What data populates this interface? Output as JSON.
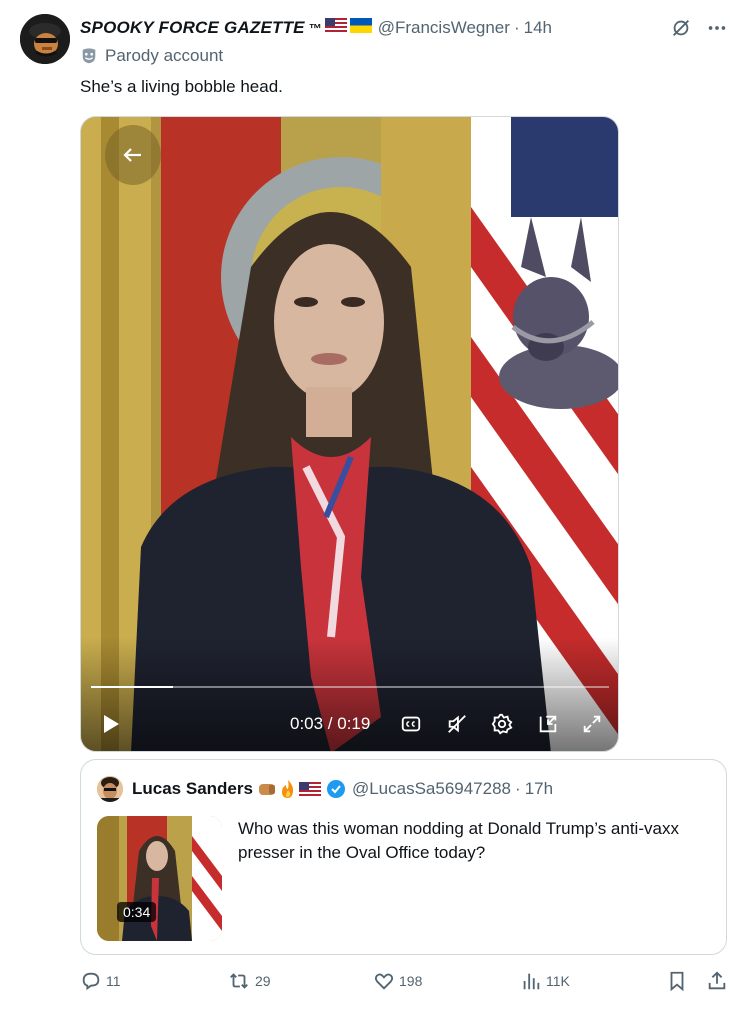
{
  "post": {
    "display_name": "SPOOKY FORCE GAZETTE",
    "tm": "™",
    "handle": "@FrancisWegner",
    "separator": "·",
    "time": "14h",
    "parody_label": "Parody account",
    "text": "She’s a living bobble head."
  },
  "video": {
    "current_time": "0:03",
    "duration": "0:19",
    "time_readout": "0:03 / 0:19",
    "progress_fraction": 0.158,
    "icons": [
      "back-arrow-icon",
      "play-icon",
      "closed-captions-icon",
      "muted-speaker-icon",
      "settings-gear-icon",
      "picture-in-picture-icon",
      "fullscreen-icon"
    ]
  },
  "quote": {
    "name": "Lucas Sanders",
    "handle": "@LucasSa56947288",
    "separator": "·",
    "time": "17h",
    "thumb_duration": "0:34",
    "text": "Who was this woman nodding at Donald Trump’s anti-vaxx presser in the Oval Office today?"
  },
  "actions": {
    "replies": "11",
    "reposts": "29",
    "likes": "198",
    "views": "11K"
  },
  "colors": {
    "text_primary": "#0f1419",
    "text_secondary": "#536471",
    "border": "#cfd9de",
    "verified": "#1d9bf0"
  }
}
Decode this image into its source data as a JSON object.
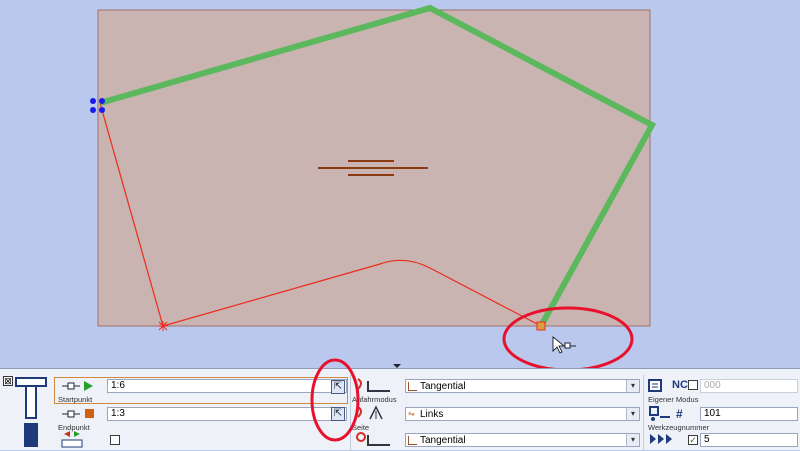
{
  "panel": {
    "close_label": "⊠",
    "startpoint": {
      "value": "1:6",
      "label": "Startpunkt"
    },
    "endpoint": {
      "value": "1:3",
      "label": "Endpunkt"
    },
    "approach": {
      "value": "Tangential",
      "label": "Anfahrmodus"
    },
    "side": {
      "value": "Links",
      "label": "Seite"
    },
    "third_mode": {
      "value": "Tangential"
    },
    "own_mode": {
      "title": "NC",
      "value": "000",
      "label": "Eigener Modus"
    },
    "tool_number": {
      "value": "101",
      "label": "Werkzeugnummer"
    },
    "count": {
      "value": "5"
    },
    "icons": {
      "toolbar": "tool-t-icon",
      "start": "start-point-play-icon",
      "end": "end-point-stop-icon",
      "pick": "pick-cursor-icon",
      "feed": "feed-arrows-icon"
    }
  },
  "colors": {
    "background": "#b9c8ec",
    "workpiece": "#c9b4b2",
    "contour": "#ee2a1a",
    "selected_path": "#5cb85c",
    "annotation_circle": "#e8112d"
  }
}
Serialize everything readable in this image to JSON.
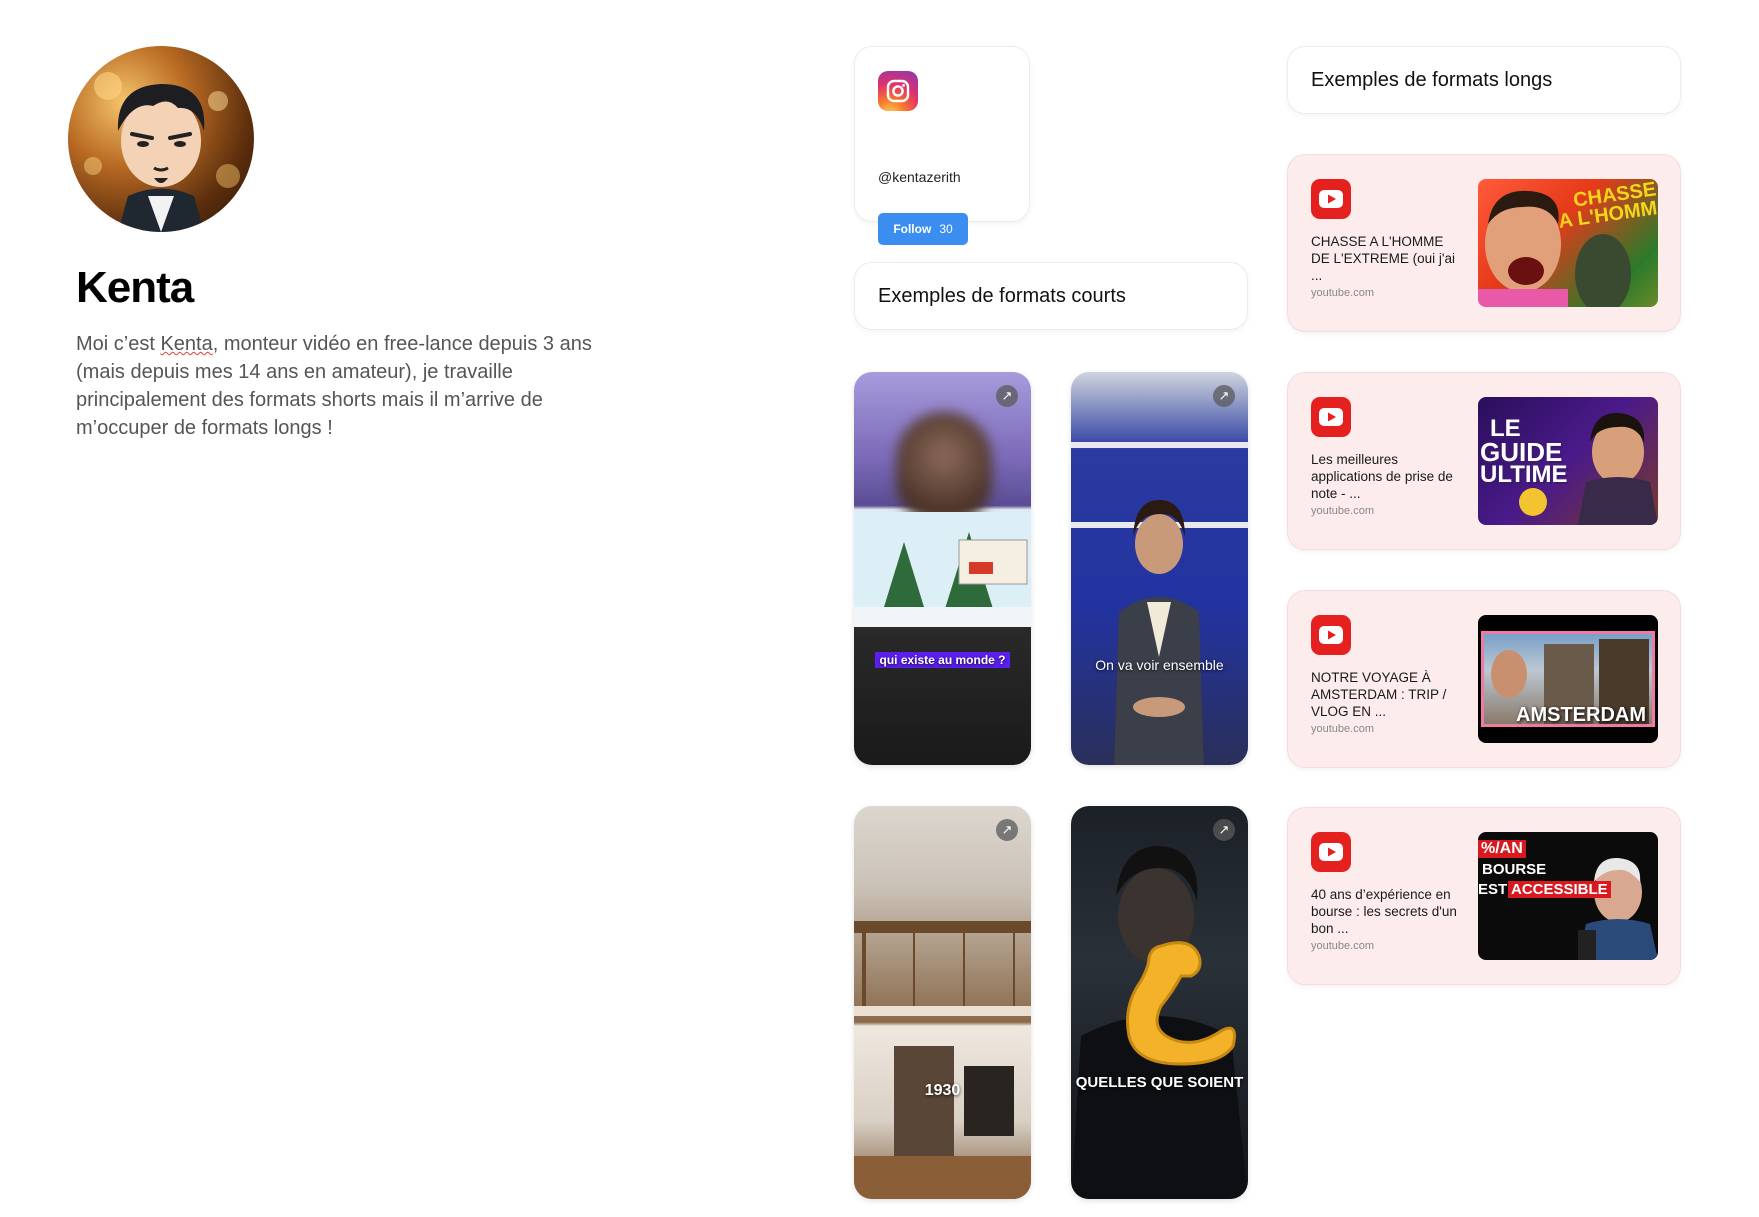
{
  "profile": {
    "name": "Kenta",
    "bio_parts": [
      "Moi c’est ",
      "Kenta",
      ", monteur vidéo en free-lance depuis 3 ans (mais depuis mes 14 ans en amateur), je travaille principalement des formats shorts mais il m’arrive de m’occuper de formats longs !"
    ]
  },
  "instagram": {
    "icon": "instagram-icon",
    "handle": "@kentazerith",
    "follow_label": "Follow",
    "follow_count": "30"
  },
  "sections": {
    "short_title": "Exemples de formats courts",
    "long_title": "Exemples de formats longs"
  },
  "shorts": [
    {
      "caption": "qui existe au monde ?",
      "icon": "external-link-icon"
    },
    {
      "caption": "On va voir ensemble",
      "icon": "external-link-icon"
    },
    {
      "caption": "1930",
      "icon": "external-link-icon"
    },
    {
      "caption": "QUELLES QUE SOIENT",
      "icon": "external-link-icon"
    }
  ],
  "longs": [
    {
      "title": "CHASSE A L'HOMME DE L'EXTREME (oui j'ai ...",
      "domain": "youtube.com",
      "thumb_text": [
        "CHASSE",
        "A L'HOMM"
      ]
    },
    {
      "title": "Les meilleures applications de prise de note - ...",
      "domain": "youtube.com",
      "thumb_text": [
        "LE",
        "GUIDE",
        "ULTIME"
      ]
    },
    {
      "title": "NOTRE VOYAGE À AMSTERDAM : TRIP / VLOG EN ...",
      "domain": "youtube.com",
      "thumb_text": [
        "AMSTERDAM"
      ]
    },
    {
      "title": "40 ans d’expérience en bourse : les secrets d'un bon ...",
      "domain": "youtube.com",
      "thumb_text": [
        "%/AN",
        "BOURSE",
        "EST",
        "ACCESSIBLE"
      ]
    }
  ],
  "colors": {
    "follow_button": "#3b8df0",
    "youtube_red": "#e4211e",
    "youtube_card_bg": "#fdecec"
  }
}
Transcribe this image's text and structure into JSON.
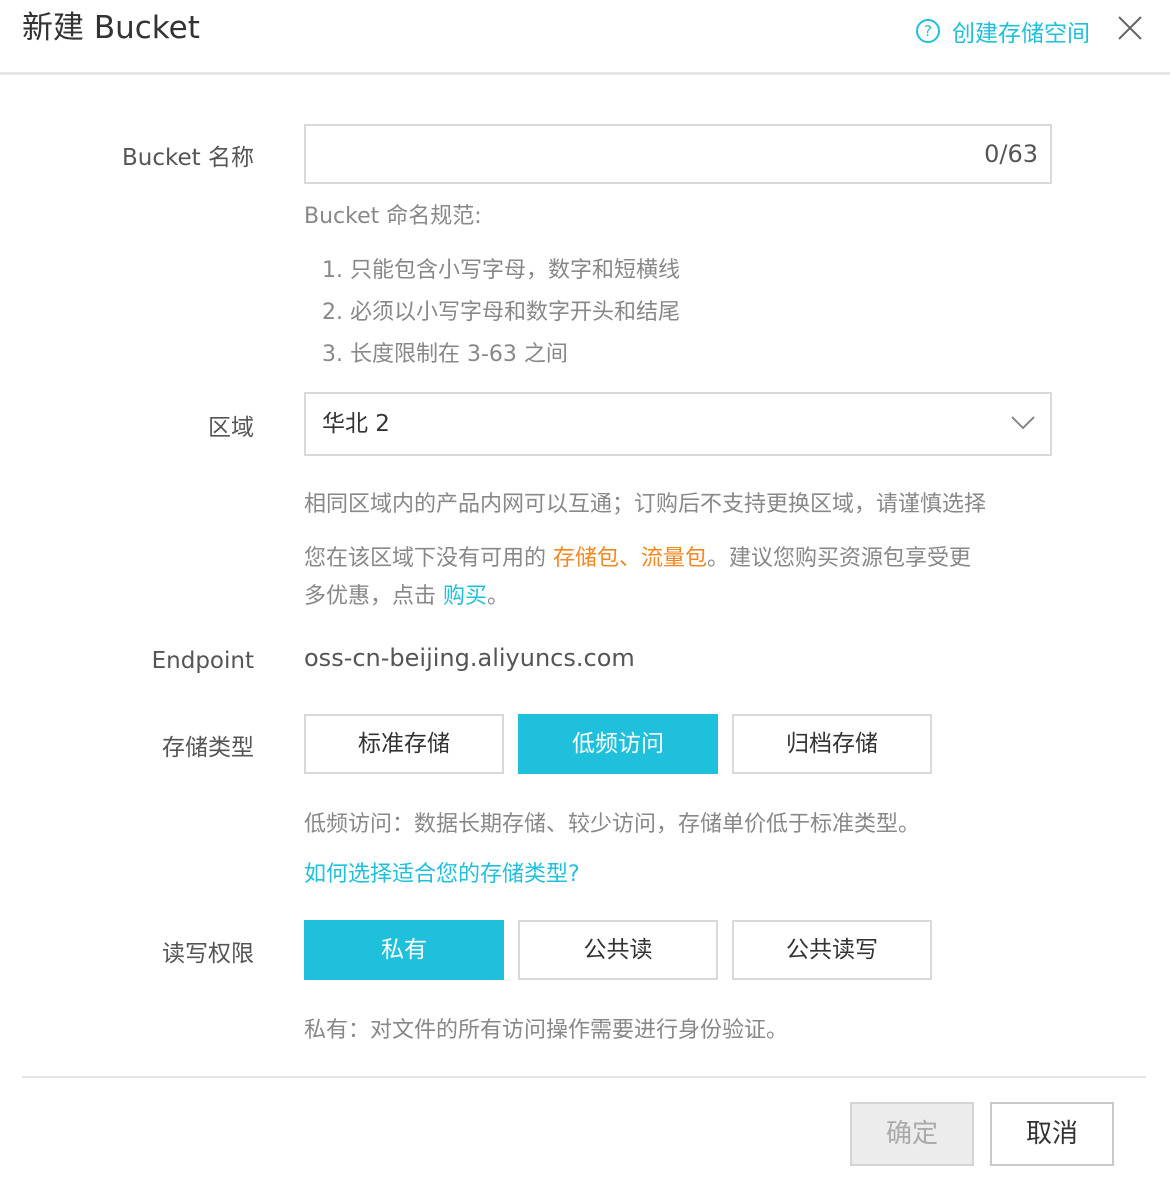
───
SHORT PROBLEM — Images in the records should not be copied. Repeat all the rest exactly.

RESULT FOR THIS EXERCISE —
What data populates this interface? Output as JSON.
{
  "post": {
    "display_name": "SPOOKY FORCE GAZETTE",
    "tm": "™",
    "handle": "@FrancisWegner",
    "separator": "·",
    "time": "14h",
    "parody_label": "Parody account",
    "text": "She’s a living bobble head."
  },
  "video": {
    "current_time": "0:03",
    "duration": "0:19",
    "time_readout": "0:03 / 0:19",
    "progress_fraction": 0.158,
    "icons": [
      "back-arrow-icon",
      "play-icon",
      "closed-captions-icon",
      "muted-speaker-icon",
      "settings-gear-icon",
      "picture-in-picture-icon",
      "fullscreen-icon"
    ]
  },
  "quote": {
    "name": "Lucas Sanders",
    "handle": "@LucasSa56947288",
    "separator": "·",
    "time": "17h",
    "thumb_duration": "0:34",
    "text": "Who was this woman nodding at Donald Trump’s anti-vaxx presser in the Oval Office today?"
  },
  "actions": {
    "replies": "11",
    "reposts": "29",
    "likes": "198",
    "views": "11K"
  },
  "colors": {
    "text_primary": "#0f1419",
    "text_secondary": "#536471",
    "border": "#cfd9de",
    "verified": "#1d9bf0"
  }
}
Decode this image into its source data as a JSON object.
{
  "panel": {
    "close_label": "⊠",
    "startpoint": {
      "value": "1:6",
      "label": "Startpunkt"
    },
    "endpoint": {
      "value": "1:3",
      "label": "Endpunkt"
    },
    "approach": {
      "value": "Tangential",
      "label": "Anfahrmodus"
    },
    "side": {
      "value": "Links",
      "label": "Seite"
    },
    "third_mode": {
      "value": "Tangential"
    },
    "own_mode": {
      "title": "NC",
      "value": "000",
      "label": "Eigener Modus"
    },
    "tool_number": {
      "value": "101",
      "label": "Werkzeugnummer"
    },
    "count": {
      "value": "5"
    },
    "icons": {
      "toolbar": "tool-t-icon",
      "start": "start-point-play-icon",
      "end": "end-point-stop-icon",
      "pick": "pick-cursor-icon",
      "feed": "feed-arrows-icon"
    }
  },
  "colors": {
    "background": "#b9c8ec",
    "workpiece": "#c9b4b2",
    "contour": "#ee2a1a",
    "selected_path": "#5cb85c",
    "annotation_circle": "#e8112d"
  }
}
Serialize everything readable in this image to JSON.
{
  "profile": {
    "name": "Kenta",
    "bio_parts": [
      "Moi c’est ",
      "Kenta",
      ", monteur vidéo en free-lance depuis 3 ans (mais depuis mes 14 ans en amateur), je travaille principalement des formats shorts mais il m’arrive de m’occuper de formats longs !"
    ]
  },
  "instagram": {
    "icon": "instagram-icon",
    "handle": "@kentazerith",
    "follow_label": "Follow",
    "follow_count": "30"
  },
  "sections": {
    "short_title": "Exemples de formats courts",
    "long_title": "Exemples de formats longs"
  },
  "shorts": [
    {
      "caption": "qui existe au monde ?",
      "icon": "external-link-icon"
    },
    {
      "caption": "On va voir ensemble",
      "icon": "external-link-icon"
    },
    {
      "caption": "1930",
      "icon": "external-link-icon"
    },
    {
      "caption": "QUELLES QUE SOIENT",
      "icon": "external-link-icon"
    }
  ],
  "longs": [
    {
      "title": "CHASSE A L'HOMME DE L'EXTREME (oui j'ai ...",
      "domain": "youtube.com",
      "thumb_text": [
        "CHASSE",
        "A L'HOMM"
      ]
    },
    {
      "title": "Les meilleures applications de prise de note - ...",
      "domain": "youtube.com",
      "thumb_text": [
        "LE",
        "GUIDE",
        "ULTIME"
      ]
    },
    {
      "title": "NOTRE VOYAGE À AMSTERDAM : TRIP / VLOG EN ...",
      "domain": "youtube.com",
      "thumb_text": [
        "AMSTERDAM"
      ]
    },
    {
      "title": "40 ans d’expérience en bourse : les secrets d'un bon ...",
      "domain": "youtube.com",
      "thumb_text": [
        "%/AN",
        "BOURSE",
        "EST",
        "ACCESSIBLE"
      ]
    }
  ],
  "colors": {
    "follow_button": "#3b8df0",
    "youtube_red": "#e4211e",
    "youtube_card_bg": "#fdecec"
  }
}
Transcribe this image's text and structure into JSON.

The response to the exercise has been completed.